*Set problem*
Rewrite every line of the material as a numbered list, leaving out any blank lines.

*Material for this exercise*
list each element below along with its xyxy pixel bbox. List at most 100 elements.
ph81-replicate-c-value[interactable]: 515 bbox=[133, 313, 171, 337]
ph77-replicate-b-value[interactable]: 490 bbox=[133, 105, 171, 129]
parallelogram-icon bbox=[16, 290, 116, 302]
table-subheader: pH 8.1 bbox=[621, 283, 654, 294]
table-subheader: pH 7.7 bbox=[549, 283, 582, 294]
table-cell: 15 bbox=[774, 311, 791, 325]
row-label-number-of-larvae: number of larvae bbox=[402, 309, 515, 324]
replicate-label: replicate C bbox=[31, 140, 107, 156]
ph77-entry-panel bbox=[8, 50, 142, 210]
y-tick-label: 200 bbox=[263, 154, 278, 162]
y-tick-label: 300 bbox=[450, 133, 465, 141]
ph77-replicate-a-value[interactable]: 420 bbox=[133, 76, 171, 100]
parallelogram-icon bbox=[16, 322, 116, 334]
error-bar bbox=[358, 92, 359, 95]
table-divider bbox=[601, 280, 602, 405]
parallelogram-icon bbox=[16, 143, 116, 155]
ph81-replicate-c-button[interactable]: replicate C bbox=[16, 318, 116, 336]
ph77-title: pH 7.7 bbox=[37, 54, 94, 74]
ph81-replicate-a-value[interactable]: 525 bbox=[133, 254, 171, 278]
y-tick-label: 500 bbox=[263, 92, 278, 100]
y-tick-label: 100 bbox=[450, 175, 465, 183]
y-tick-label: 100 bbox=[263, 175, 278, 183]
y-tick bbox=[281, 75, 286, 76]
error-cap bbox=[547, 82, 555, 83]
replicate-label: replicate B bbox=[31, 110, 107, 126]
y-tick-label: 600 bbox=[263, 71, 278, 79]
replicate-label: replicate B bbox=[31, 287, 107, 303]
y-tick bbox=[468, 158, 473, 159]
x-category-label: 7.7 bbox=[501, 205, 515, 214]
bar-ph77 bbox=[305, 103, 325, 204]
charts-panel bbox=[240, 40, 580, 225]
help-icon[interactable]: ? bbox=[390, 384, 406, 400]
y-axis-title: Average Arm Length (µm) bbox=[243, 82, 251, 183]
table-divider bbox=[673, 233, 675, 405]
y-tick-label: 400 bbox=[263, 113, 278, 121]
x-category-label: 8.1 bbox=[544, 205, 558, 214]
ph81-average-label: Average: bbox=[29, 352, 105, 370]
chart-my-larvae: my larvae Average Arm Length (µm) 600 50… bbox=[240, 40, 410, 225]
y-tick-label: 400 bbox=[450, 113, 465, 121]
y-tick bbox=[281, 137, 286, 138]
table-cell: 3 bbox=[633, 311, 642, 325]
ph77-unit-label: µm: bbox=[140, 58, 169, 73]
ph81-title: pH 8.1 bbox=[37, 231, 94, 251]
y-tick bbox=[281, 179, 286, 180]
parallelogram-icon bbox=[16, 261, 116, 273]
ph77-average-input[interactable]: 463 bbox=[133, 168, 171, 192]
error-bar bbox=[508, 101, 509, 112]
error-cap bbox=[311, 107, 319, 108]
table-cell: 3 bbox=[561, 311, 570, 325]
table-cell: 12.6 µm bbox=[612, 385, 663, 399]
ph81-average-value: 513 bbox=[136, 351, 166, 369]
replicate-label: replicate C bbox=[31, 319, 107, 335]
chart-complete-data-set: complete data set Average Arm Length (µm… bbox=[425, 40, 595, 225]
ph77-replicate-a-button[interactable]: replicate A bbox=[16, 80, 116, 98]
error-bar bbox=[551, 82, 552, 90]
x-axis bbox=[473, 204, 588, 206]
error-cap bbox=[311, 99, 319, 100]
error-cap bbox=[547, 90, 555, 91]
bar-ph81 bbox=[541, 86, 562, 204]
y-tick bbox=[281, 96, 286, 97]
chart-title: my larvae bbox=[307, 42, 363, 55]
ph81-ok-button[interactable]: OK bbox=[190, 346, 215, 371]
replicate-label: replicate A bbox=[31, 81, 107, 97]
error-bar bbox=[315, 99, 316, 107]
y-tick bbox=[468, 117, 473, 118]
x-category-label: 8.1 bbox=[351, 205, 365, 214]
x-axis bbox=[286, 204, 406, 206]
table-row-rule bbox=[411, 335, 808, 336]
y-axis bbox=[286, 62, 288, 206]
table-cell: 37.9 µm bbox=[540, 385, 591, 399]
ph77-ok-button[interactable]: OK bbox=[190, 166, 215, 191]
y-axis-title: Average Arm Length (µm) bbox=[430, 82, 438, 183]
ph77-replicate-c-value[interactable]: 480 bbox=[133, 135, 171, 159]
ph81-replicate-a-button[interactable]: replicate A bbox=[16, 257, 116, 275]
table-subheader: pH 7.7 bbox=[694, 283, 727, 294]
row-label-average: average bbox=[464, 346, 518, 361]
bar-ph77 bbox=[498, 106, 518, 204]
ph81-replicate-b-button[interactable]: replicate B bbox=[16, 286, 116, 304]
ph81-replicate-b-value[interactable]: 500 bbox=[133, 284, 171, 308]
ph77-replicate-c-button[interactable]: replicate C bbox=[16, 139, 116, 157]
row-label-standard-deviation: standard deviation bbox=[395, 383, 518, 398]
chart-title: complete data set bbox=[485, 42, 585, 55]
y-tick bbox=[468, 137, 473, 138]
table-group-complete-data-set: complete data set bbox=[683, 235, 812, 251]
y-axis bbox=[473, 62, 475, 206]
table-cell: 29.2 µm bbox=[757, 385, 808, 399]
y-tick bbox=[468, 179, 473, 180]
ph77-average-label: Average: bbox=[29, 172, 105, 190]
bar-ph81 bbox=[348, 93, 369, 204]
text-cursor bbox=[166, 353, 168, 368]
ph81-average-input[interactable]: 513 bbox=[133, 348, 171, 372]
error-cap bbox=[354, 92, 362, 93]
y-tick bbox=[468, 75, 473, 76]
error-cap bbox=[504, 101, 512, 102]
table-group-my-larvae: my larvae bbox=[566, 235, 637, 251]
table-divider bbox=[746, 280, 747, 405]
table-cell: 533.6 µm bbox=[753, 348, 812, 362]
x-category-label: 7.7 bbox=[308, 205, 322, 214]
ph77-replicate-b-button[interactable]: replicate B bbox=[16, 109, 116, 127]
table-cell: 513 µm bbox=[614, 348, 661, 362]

*Response to the exercise*
1. list each element below along with its xyxy pixel bbox. List at most 100 elements.
2. ph81-replicate-c-value[interactable]: 515 bbox=[133, 313, 171, 337]
3. ph77-replicate-b-value[interactable]: 490 bbox=[133, 105, 171, 129]
4. parallelogram-icon bbox=[16, 290, 116, 302]
5. table-subheader: pH 8.1 bbox=[621, 283, 654, 294]
6. table-subheader: pH 7.7 bbox=[549, 283, 582, 294]
7. table-cell: 15 bbox=[774, 311, 791, 325]
8. row-label-number-of-larvae: number of larvae bbox=[402, 309, 515, 324]
9. replicate-label: replicate C bbox=[31, 140, 107, 156]
10. ph77-entry-panel bbox=[8, 50, 142, 210]
11. y-tick-label: 200 bbox=[263, 154, 278, 162]
12. y-tick-label: 300 bbox=[450, 133, 465, 141]
13. ph77-replicate-a-value[interactable]: 420 bbox=[133, 76, 171, 100]
14. parallelogram-icon bbox=[16, 322, 116, 334]
15. error-bar bbox=[358, 92, 359, 95]
16. table-divider bbox=[601, 280, 602, 405]
17. parallelogram-icon bbox=[16, 143, 116, 155]
18. ph81-replicate-c-button[interactable]: replicate C bbox=[16, 318, 116, 336]
19. ph77-title: pH 7.7 bbox=[37, 54, 94, 74]
20. ph81-replicate-a-value[interactable]: 525 bbox=[133, 254, 171, 278]
21. y-tick-label: 500 bbox=[263, 92, 278, 100]
22. y-tick-label: 100 bbox=[450, 175, 465, 183]
23. y-tick-label: 100 bbox=[263, 175, 278, 183]
24. y-tick bbox=[281, 75, 286, 76]
25. error-cap bbox=[547, 82, 555, 83]
26. replicate-label: replicate B bbox=[31, 110, 107, 126]
27. y-tick-label: 600 bbox=[263, 71, 278, 79]
28. replicate-label: replicate B bbox=[31, 287, 107, 303]
29. y-tick bbox=[468, 158, 473, 159]
30. x-category-label: 7.7 bbox=[501, 205, 515, 214]
31. bar-ph77 bbox=[305, 103, 325, 204]
32. charts-panel bbox=[240, 40, 580, 225]
33. help-icon[interactable]: ? bbox=[390, 384, 406, 400]
34. y-axis-title: Average Arm Length (µm) bbox=[243, 82, 251, 183]
35. table-divider bbox=[673, 233, 675, 405]
36. y-tick-label: 400 bbox=[263, 113, 278, 121]
37. x-category-label: 8.1 bbox=[544, 205, 558, 214]
38. ph81-average-label: Average: bbox=[29, 352, 105, 370]
39. chart-my-larvae: my larvae Average Arm Length (µm) 600 50… bbox=[240, 40, 410, 225]
40. y-tick-label: 400 bbox=[450, 113, 465, 121]
41. y-tick bbox=[281, 137, 286, 138]
42. table-cell: 3 bbox=[633, 311, 642, 325]
43. ph77-unit-label: µm: bbox=[140, 58, 169, 73]
44. ph81-title: pH 8.1 bbox=[37, 231, 94, 251]
45. y-tick bbox=[281, 179, 286, 180]
46. parallelogram-icon bbox=[16, 261, 116, 273]
47. ph77-average-input[interactable]: 463 bbox=[133, 168, 171, 192]
48. error-bar bbox=[508, 101, 509, 112]
49. error-cap bbox=[311, 107, 319, 108]
50. table-cell: 3 bbox=[561, 311, 570, 325]
51. table-cell: 12.6 µm bbox=[612, 385, 663, 399]
52. ph81-average-value: 513 bbox=[136, 351, 166, 369]
53. replicate-label: replicate C bbox=[31, 319, 107, 335]
54. chart-complete-data-set: complete data set Average Arm Length (µm… bbox=[425, 40, 595, 225]
55. ph77-replicate-a-button[interactable]: replicate A bbox=[16, 80, 116, 98]
56. error-bar bbox=[551, 82, 552, 90]
57. x-axis bbox=[473, 204, 588, 206]
58. error-cap bbox=[311, 99, 319, 100]
59. error-cap bbox=[547, 90, 555, 91]
60. bar-ph81 bbox=[541, 86, 562, 204]
61. y-tick bbox=[281, 96, 286, 97]
62. chart-title: my larvae bbox=[307, 42, 363, 55]
63. ph81-ok-button[interactable]: OK bbox=[190, 346, 215, 371]
64. replicate-label: replicate A bbox=[31, 81, 107, 97]
65. error-bar bbox=[315, 99, 316, 107]
66. y-tick bbox=[468, 117, 473, 118]
67. x-category-label: 8.1 bbox=[351, 205, 365, 214]
68. x-axis bbox=[286, 204, 406, 206]
69. table-row-rule bbox=[411, 335, 808, 336]
70. y-axis bbox=[286, 62, 288, 206]
71. table-cell: 37.9 µm bbox=[540, 385, 591, 399]
72. ph77-ok-button[interactable]: OK bbox=[190, 166, 215, 191]
73. y-axis-title: Average Arm Length (µm) bbox=[430, 82, 438, 183]
74. ph77-replicate-c-value[interactable]: 480 bbox=[133, 135, 171, 159]
75. ph81-replicate-a-button[interactable]: replicate A bbox=[16, 257, 116, 275]
76. table-subheader: pH 7.7 bbox=[694, 283, 727, 294]
77. row-label-average: average bbox=[464, 346, 518, 361]
78. bar-ph77 bbox=[498, 106, 518, 204]
79. ph81-replicate-b-button[interactable]: replicate B bbox=[16, 286, 116, 304]
80. ph81-replicate-b-value[interactable]: 500 bbox=[133, 284, 171, 308]
81. ph77-replicate-c-button[interactable]: replicate C bbox=[16, 139, 116, 157]
82. row-label-standard-deviation: standard deviation bbox=[395, 383, 518, 398]
83. chart-title: complete data set bbox=[485, 42, 585, 55]
84. y-tick bbox=[468, 137, 473, 138]
85. table-group-complete-data-set: complete data set bbox=[683, 235, 812, 251]
86. y-axis bbox=[473, 62, 475, 206]
87. table-cell: 29.2 µm bbox=[757, 385, 808, 399]
88. y-tick bbox=[468, 179, 473, 180]
89. ph77-average-label: Average: bbox=[29, 172, 105, 190]
90. bar-ph81 bbox=[348, 93, 369, 204]
91. text-cursor bbox=[166, 353, 168, 368]
92. ph81-average-input[interactable]: 513 bbox=[133, 348, 171, 372]
93. error-cap bbox=[354, 92, 362, 93]
94. y-tick bbox=[468, 75, 473, 76]
95. error-cap bbox=[504, 101, 512, 102]
96. table-group-my-larvae: my larvae bbox=[566, 235, 637, 251]
97. table-divider bbox=[746, 280, 747, 405]
98. table-cell: 533.6 µm bbox=[753, 348, 812, 362]
99. x-category-label: 7.7 bbox=[308, 205, 322, 214]
100. ph77-replicate-b-button[interactable]: replicate B bbox=[16, 109, 116, 127]
101. table-cell: 513 µm bbox=[614, 348, 661, 362]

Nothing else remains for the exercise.